Copy each line of the entries that contains the word "JSON".

********************

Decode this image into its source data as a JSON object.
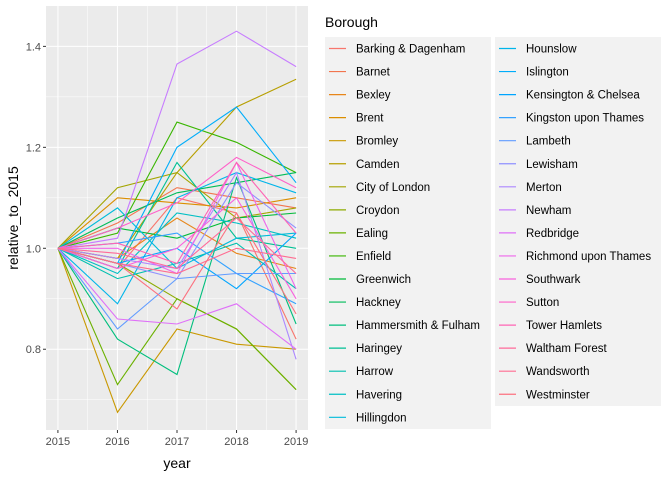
{
  "chart_data": {
    "type": "line",
    "xlabel": "year",
    "ylabel": "relative_to_2015",
    "x": [
      2015,
      2016,
      2017,
      2018,
      2019
    ],
    "x_ticks": [
      "2015",
      "2016",
      "2017",
      "2018",
      "2019"
    ],
    "y_ticks": [
      "0.8",
      "1.0",
      "1.2",
      "1.4"
    ],
    "xlim": [
      2015,
      2019
    ],
    "ylim": [
      0.64,
      1.48
    ],
    "grid": true,
    "legend_title": "Borough",
    "legend_position": "right",
    "series": [
      {
        "name": "Barking & Dagenham",
        "color": "#F8766D",
        "values": [
          1.0,
          0.96,
          1.1,
          1.07,
          0.82
        ]
      },
      {
        "name": "Barnet",
        "color": "#F2754E",
        "values": [
          1.0,
          1.05,
          1.12,
          1.1,
          1.08
        ]
      },
      {
        "name": "Bexley",
        "color": "#E7861B",
        "values": [
          1.0,
          0.98,
          1.06,
          0.99,
          0.96
        ]
      },
      {
        "name": "Brent",
        "color": "#DB8E00",
        "values": [
          1.0,
          1.1,
          1.09,
          1.08,
          1.1
        ]
      },
      {
        "name": "Bromley",
        "color": "#C99800",
        "values": [
          1.0,
          0.675,
          0.84,
          0.81,
          0.8
        ]
      },
      {
        "name": "Camden",
        "color": "#B79F00",
        "values": [
          1.0,
          0.98,
          1.15,
          1.28,
          1.335
        ]
      },
      {
        "name": "City of London",
        "color": "#A3A500",
        "values": [
          1.0,
          1.12,
          1.15,
          1.06,
          1.08
        ]
      },
      {
        "name": "Croydon",
        "color": "#8DAB00",
        "values": [
          1.0,
          0.97,
          0.9,
          0.84,
          0.72
        ]
      },
      {
        "name": "Ealing",
        "color": "#6BB100",
        "values": [
          1.0,
          0.73,
          0.9,
          0.84,
          0.72
        ]
      },
      {
        "name": "Enfield",
        "color": "#39B600",
        "values": [
          1.0,
          1.03,
          1.25,
          1.21,
          1.15
        ]
      },
      {
        "name": "Greenwich",
        "color": "#00BA38",
        "values": [
          1.0,
          1.04,
          1.02,
          1.06,
          1.07
        ]
      },
      {
        "name": "Hackney",
        "color": "#00BC59",
        "values": [
          1.0,
          1.06,
          1.11,
          1.13,
          1.15
        ]
      },
      {
        "name": "Hammersmith & Fulham",
        "color": "#00BF7D",
        "values": [
          1.0,
          0.82,
          0.75,
          1.14,
          0.85
        ]
      },
      {
        "name": "Haringey",
        "color": "#00C094",
        "values": [
          1.0,
          0.96,
          1.17,
          1.02,
          1.0
        ]
      },
      {
        "name": "Harrow",
        "color": "#00C0AF",
        "values": [
          1.0,
          0.94,
          0.97,
          1.01,
          0.92
        ]
      },
      {
        "name": "Havering",
        "color": "#00BFC4",
        "values": [
          1.0,
          0.95,
          1.07,
          1.05,
          1.02
        ]
      },
      {
        "name": "Hillingdon",
        "color": "#00BBDA",
        "values": [
          1.0,
          1.08,
          0.96,
          1.02,
          1.03
        ]
      },
      {
        "name": "Hounslow",
        "color": "#00B5EA",
        "values": [
          1.0,
          0.89,
          1.1,
          1.15,
          1.11
        ]
      },
      {
        "name": "Islington",
        "color": "#00ADFA",
        "values": [
          1.0,
          0.97,
          1.2,
          1.28,
          1.13
        ]
      },
      {
        "name": "Kensington & Chelsea",
        "color": "#00A5FF",
        "values": [
          1.0,
          0.97,
          1.0,
          0.92,
          1.03
        ]
      },
      {
        "name": "Kingston upon Thames",
        "color": "#35A2FF",
        "values": [
          1.0,
          1.01,
          1.03,
          0.95,
          0.89
        ]
      },
      {
        "name": "Lambeth",
        "color": "#619CFF",
        "values": [
          1.0,
          0.84,
          0.94,
          0.95,
          0.95
        ]
      },
      {
        "name": "Lewisham",
        "color": "#8F91FF",
        "values": [
          1.0,
          0.97,
          0.94,
          1.13,
          1.04
        ]
      },
      {
        "name": "Merton",
        "color": "#AC88FF",
        "values": [
          1.0,
          0.98,
          0.96,
          1.15,
          0.78
        ]
      },
      {
        "name": "Newham",
        "color": "#C77CFF",
        "values": [
          1.0,
          1.02,
          1.365,
          1.43,
          1.36
        ]
      },
      {
        "name": "Redbridge",
        "color": "#DF70F8",
        "values": [
          1.0,
          0.86,
          0.85,
          0.89,
          0.8
        ]
      },
      {
        "name": "Richmond upon Thames",
        "color": "#EF67EB",
        "values": [
          1.0,
          1.0,
          0.95,
          1.17,
          0.92
        ]
      },
      {
        "name": "Southwark",
        "color": "#F962DD",
        "values": [
          1.0,
          0.96,
          1.0,
          1.1,
          0.9
        ]
      },
      {
        "name": "Sutton",
        "color": "#FF61C9",
        "values": [
          1.0,
          1.04,
          1.09,
          1.18,
          1.12
        ]
      },
      {
        "name": "Tower Hamlets",
        "color": "#FF64B4",
        "values": [
          1.0,
          1.01,
          0.97,
          1.17,
          1.03
        ]
      },
      {
        "name": "Waltham Forest",
        "color": "#FF6A9A",
        "values": [
          1.0,
          0.99,
          0.96,
          1.06,
          0.95
        ]
      },
      {
        "name": "Wandsworth",
        "color": "#FF6C91",
        "values": [
          1.0,
          0.97,
          0.95,
          1.0,
          0.98
        ]
      },
      {
        "name": "Westminster",
        "color": "#FC717F",
        "values": [
          1.0,
          0.97,
          0.88,
          1.07,
          0.87
        ]
      }
    ]
  }
}
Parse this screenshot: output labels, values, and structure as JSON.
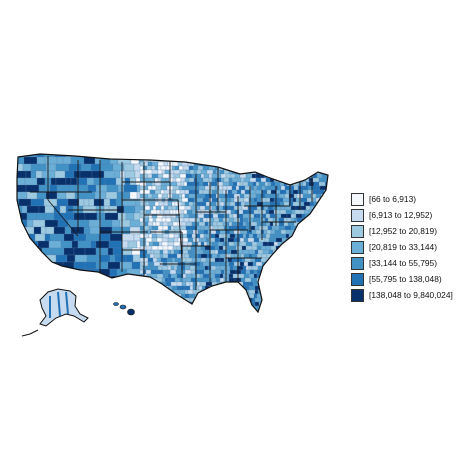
{
  "map": {
    "region": "United States counties",
    "palette": [
      "#f4f8fd",
      "#c6dbef",
      "#9ecae1",
      "#6baed6",
      "#4292c6",
      "#2171b5",
      "#08306b"
    ],
    "border_color": "#1a1a1a"
  },
  "legend": {
    "items": [
      {
        "label": "[66 to 6,913)",
        "color": "#f4f8fd"
      },
      {
        "label": "[6,913 to 12,952)",
        "color": "#c6dbef"
      },
      {
        "label": "[12,952 to 20,819)",
        "color": "#9ecae1"
      },
      {
        "label": "[20,819 to 33,144)",
        "color": "#6baed6"
      },
      {
        "label": "[33,144 to 55,795)",
        "color": "#4292c6"
      },
      {
        "label": "[55,795 to 138,048)",
        "color": "#2171b5"
      },
      {
        "label": "[138,048 to 9,840,024]",
        "color": "#08306b"
      }
    ]
  }
}
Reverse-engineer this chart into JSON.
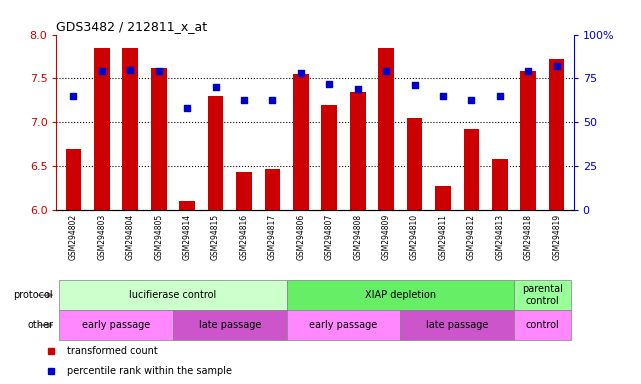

********************

* **COMPLETE OUTPUT**:
Decode this image into its source data as a JSON object.
Parse this screenshot: output labels, values, and structure as JSON.
Reverse-engineer this chart into JSON.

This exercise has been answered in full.